▸ WRITTEN TASK
Extract every record, exactly as written, and ignore the pictures.

* begin MATERIAL PROVIDED *

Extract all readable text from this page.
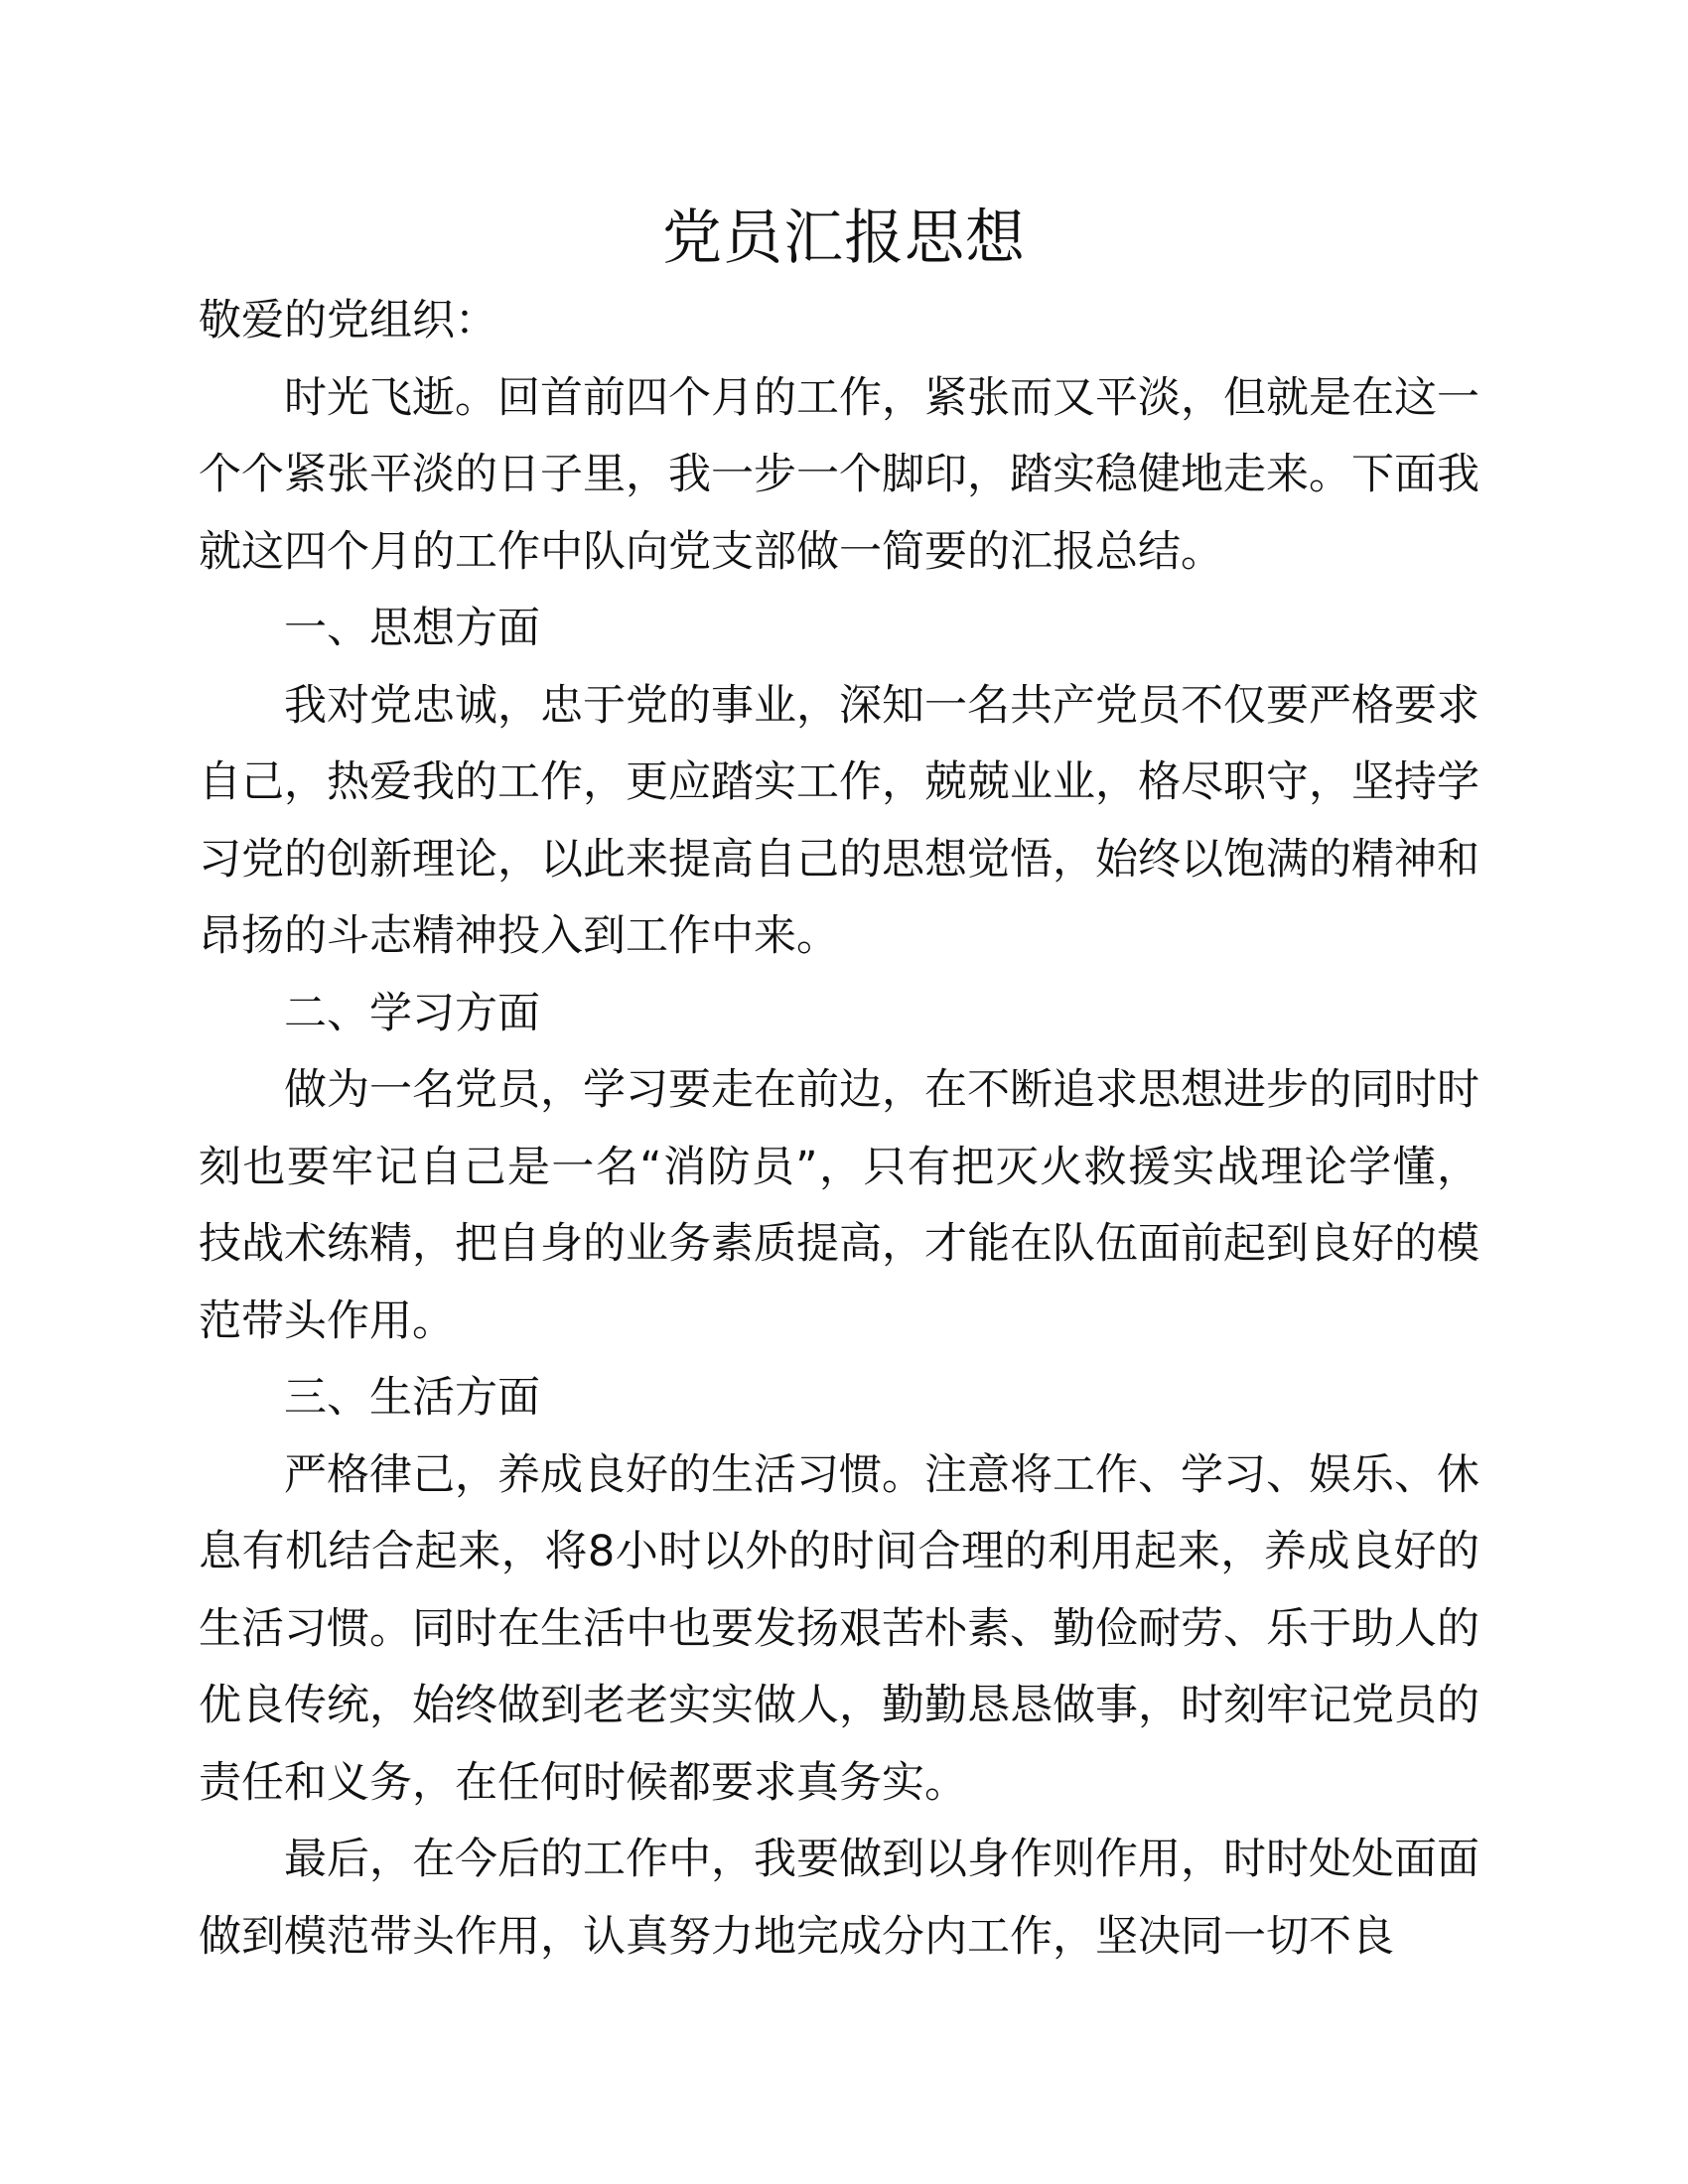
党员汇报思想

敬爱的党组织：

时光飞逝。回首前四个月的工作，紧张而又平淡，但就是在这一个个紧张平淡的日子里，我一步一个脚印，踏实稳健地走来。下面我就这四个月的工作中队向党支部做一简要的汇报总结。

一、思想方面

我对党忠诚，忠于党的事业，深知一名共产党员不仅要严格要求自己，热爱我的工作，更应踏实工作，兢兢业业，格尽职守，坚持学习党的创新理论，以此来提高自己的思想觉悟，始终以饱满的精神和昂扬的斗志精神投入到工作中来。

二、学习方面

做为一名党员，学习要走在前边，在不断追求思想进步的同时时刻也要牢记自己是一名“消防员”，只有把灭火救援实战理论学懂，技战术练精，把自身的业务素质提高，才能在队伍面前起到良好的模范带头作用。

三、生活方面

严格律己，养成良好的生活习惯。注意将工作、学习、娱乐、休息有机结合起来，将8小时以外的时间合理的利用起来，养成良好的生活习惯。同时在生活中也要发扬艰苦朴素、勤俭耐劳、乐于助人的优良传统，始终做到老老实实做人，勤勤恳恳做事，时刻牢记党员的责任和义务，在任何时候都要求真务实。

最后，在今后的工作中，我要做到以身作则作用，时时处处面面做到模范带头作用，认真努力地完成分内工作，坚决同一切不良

* end MATERIAL PROVIDED *

▸ RIGHT ANSWER
Extract all readable text from this page.
党员汇报思想

敬爱的党组织：

时光飞逝。回首前四个月的工作，紧张而又平淡，但就是在这一个个紧张平淡的日子里，我一步一个脚印，踏实稳健地走来。下面我就这四个月的工作中队向党支部做一简要的汇报总结。

一、思想方面

我对党忠诚，忠于党的事业，深知一名共产党员不仅要严格要求自己，热爱我的工作，更应踏实工作，兢兢业业，格尽职守，坚持学习党的创新理论，以此来提高自己的思想觉悟，始终以饱满的精神和昂扬的斗志精神投入到工作中来。

二、学习方面

做为一名党员，学习要走在前边，在不断追求思想进步的同时时刻也要牢记自己是一名“消防员”，只有把灭火救援实战理论学懂，技战术练精，把自身的业务素质提高，才能在队伍面前起到良好的模范带头作用。

三、生活方面

严格律己，养成良好的生活习惯。注意将工作、学习、娱乐、休息有机结合起来，将8小时以外的时间合理的利用起来，养成良好的生活习惯。同时在生活中也要发扬艰苦朴素、勤俭耐劳、乐于助人的优良传统，始终做到老老实实做人，勤勤恳恳做事，时刻牢记党员的责任和义务，在任何时候都要求真务实。

最后，在今后的工作中，我要做到以身作则作用，时时处处面面做到模范带头作用，认真努力地完成分内工作，坚决同一切不良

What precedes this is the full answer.